**What to produce:** Go through the listing and return every line with "dibawah" in it.
.....
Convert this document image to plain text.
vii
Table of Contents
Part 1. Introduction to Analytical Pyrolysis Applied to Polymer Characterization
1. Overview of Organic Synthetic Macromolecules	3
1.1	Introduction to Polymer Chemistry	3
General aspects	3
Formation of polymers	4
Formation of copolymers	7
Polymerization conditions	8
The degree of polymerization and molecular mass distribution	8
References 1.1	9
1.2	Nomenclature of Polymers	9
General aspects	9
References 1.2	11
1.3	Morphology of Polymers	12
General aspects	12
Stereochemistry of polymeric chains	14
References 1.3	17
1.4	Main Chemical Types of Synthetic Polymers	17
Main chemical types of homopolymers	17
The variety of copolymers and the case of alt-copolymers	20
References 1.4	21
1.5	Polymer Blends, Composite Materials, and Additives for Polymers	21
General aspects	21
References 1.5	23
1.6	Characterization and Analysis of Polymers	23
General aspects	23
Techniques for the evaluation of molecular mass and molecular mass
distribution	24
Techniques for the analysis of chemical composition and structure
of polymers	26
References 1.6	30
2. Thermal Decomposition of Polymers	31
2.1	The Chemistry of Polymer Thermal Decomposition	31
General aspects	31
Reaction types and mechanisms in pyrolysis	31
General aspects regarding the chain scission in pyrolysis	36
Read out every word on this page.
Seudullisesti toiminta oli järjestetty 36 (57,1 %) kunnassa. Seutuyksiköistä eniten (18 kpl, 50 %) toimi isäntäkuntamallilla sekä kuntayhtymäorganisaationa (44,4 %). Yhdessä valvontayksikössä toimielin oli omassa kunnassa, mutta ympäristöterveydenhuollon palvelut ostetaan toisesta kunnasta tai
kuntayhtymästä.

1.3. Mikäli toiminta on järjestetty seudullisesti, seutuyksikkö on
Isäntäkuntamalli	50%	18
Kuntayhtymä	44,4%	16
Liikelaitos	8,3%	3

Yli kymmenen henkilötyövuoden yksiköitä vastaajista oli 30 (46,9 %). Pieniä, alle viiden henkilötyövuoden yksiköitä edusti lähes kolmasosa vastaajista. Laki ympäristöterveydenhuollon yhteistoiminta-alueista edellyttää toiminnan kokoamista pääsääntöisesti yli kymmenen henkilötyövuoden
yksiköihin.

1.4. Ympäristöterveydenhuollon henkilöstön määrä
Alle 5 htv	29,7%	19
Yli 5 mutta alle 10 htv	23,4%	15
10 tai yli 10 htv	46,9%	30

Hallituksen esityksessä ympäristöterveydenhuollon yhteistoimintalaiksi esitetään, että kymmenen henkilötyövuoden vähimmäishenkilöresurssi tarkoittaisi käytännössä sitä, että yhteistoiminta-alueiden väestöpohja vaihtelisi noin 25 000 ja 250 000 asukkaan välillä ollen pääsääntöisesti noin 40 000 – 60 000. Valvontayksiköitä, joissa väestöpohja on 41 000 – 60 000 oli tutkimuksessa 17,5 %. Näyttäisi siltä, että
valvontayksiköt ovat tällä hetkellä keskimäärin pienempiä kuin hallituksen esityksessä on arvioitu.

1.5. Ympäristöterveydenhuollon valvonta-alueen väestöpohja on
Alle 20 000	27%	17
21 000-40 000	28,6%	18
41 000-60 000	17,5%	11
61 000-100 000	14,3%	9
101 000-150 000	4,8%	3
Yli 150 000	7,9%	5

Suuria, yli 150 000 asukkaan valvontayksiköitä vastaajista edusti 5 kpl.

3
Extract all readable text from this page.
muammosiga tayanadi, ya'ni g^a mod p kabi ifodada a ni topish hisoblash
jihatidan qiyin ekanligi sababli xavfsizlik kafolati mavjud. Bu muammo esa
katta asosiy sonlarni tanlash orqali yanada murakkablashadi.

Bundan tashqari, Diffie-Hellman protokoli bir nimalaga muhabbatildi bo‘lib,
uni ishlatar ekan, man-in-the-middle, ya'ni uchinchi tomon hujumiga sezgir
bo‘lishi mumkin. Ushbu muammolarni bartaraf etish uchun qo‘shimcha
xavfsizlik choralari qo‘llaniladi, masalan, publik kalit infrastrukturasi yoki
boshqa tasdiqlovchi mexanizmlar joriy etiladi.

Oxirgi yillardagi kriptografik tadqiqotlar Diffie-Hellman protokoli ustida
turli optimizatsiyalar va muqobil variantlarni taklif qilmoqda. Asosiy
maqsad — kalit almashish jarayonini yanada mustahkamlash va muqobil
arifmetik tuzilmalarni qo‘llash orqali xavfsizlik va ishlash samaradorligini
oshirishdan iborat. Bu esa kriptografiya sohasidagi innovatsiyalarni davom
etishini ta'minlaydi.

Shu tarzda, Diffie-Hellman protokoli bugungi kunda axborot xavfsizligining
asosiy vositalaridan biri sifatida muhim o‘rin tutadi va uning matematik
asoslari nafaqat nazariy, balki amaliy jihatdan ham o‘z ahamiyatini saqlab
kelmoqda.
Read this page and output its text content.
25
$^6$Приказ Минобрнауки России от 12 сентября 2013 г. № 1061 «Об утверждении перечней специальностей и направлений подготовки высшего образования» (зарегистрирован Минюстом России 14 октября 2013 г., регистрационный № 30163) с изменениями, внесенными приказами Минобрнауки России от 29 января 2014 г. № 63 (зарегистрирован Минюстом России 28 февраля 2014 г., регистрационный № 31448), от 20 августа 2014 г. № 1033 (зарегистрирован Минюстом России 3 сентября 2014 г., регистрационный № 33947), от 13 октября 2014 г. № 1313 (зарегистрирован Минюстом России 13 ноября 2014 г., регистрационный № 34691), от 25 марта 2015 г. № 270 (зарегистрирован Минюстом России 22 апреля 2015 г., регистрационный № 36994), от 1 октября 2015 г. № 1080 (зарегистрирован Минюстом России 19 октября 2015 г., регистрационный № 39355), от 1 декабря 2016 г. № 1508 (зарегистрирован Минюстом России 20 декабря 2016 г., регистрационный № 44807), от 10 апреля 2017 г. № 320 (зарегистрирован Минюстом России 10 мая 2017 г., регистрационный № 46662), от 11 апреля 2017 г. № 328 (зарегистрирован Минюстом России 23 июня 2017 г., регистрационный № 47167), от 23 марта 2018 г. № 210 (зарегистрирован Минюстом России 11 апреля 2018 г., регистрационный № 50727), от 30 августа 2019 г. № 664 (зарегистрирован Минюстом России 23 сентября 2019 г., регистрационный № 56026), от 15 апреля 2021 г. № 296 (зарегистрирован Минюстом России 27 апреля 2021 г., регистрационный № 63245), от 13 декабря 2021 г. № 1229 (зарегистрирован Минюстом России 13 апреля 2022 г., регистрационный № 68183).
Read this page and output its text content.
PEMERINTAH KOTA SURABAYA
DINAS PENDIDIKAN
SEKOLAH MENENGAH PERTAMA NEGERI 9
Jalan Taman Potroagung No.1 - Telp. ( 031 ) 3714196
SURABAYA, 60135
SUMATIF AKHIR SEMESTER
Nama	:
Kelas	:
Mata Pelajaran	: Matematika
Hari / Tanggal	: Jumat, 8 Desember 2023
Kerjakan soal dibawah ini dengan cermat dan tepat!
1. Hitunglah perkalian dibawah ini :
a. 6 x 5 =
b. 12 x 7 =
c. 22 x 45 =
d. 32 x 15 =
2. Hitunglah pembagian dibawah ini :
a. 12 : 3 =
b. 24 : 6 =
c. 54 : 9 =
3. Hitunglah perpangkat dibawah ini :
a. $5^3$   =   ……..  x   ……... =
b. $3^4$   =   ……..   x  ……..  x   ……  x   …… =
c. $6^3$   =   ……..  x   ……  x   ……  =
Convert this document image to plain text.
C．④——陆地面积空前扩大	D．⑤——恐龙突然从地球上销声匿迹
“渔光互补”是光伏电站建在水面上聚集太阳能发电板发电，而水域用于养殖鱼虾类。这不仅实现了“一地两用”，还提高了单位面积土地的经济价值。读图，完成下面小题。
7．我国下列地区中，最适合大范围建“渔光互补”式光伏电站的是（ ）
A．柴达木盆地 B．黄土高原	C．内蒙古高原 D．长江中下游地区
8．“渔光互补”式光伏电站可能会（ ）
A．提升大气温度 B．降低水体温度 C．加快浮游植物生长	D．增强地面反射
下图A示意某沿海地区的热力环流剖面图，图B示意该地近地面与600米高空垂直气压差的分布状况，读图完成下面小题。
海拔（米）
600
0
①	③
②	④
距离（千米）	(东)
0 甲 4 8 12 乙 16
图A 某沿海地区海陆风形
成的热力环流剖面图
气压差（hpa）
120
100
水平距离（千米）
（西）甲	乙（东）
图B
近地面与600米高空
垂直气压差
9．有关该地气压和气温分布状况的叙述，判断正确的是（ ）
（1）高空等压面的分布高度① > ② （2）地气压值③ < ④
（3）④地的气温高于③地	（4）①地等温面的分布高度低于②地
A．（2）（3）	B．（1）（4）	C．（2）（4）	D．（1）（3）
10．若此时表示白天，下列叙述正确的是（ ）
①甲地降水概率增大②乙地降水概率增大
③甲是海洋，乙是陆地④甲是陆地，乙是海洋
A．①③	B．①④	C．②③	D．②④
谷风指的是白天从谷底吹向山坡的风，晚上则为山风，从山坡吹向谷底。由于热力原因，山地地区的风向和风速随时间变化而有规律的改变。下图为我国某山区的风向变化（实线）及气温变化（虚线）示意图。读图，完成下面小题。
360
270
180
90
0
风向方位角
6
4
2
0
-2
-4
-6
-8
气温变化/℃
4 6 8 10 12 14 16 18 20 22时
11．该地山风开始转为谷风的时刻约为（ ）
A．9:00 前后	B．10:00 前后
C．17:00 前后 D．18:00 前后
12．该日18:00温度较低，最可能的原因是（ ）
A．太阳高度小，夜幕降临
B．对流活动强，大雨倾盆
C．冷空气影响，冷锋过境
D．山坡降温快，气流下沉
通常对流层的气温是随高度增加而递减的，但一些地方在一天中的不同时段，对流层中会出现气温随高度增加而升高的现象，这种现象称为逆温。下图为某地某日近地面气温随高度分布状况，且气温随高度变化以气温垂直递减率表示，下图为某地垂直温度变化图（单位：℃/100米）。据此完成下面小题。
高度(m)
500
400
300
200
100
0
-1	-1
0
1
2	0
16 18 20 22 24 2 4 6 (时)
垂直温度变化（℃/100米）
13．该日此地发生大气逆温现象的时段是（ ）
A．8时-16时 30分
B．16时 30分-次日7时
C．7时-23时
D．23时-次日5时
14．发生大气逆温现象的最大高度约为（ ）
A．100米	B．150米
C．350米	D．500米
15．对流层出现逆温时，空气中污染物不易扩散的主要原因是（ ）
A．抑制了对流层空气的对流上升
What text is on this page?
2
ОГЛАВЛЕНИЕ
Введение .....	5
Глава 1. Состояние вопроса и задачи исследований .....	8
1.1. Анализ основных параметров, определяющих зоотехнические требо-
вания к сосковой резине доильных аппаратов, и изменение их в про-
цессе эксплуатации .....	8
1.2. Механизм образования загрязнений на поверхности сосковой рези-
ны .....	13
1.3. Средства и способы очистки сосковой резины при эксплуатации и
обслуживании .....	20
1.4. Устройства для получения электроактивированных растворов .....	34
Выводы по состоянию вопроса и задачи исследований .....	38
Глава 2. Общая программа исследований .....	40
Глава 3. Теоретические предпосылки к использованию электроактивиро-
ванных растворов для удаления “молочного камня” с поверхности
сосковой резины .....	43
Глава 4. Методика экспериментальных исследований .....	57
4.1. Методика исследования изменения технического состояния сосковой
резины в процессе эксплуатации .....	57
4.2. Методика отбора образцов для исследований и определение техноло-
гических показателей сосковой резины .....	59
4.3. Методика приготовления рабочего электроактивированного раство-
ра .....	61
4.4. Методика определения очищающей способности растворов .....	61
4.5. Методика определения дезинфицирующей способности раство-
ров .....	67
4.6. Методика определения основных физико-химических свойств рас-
.....
**Written solution:**
Kerjakan soal dibawah ini dengan cermat dan tepat!
1. Hitunglah perkalian dibawah ini :
2. Hitunglah pembagian dibawah ini :
3. Hitunglah perpangkat dibawah ini :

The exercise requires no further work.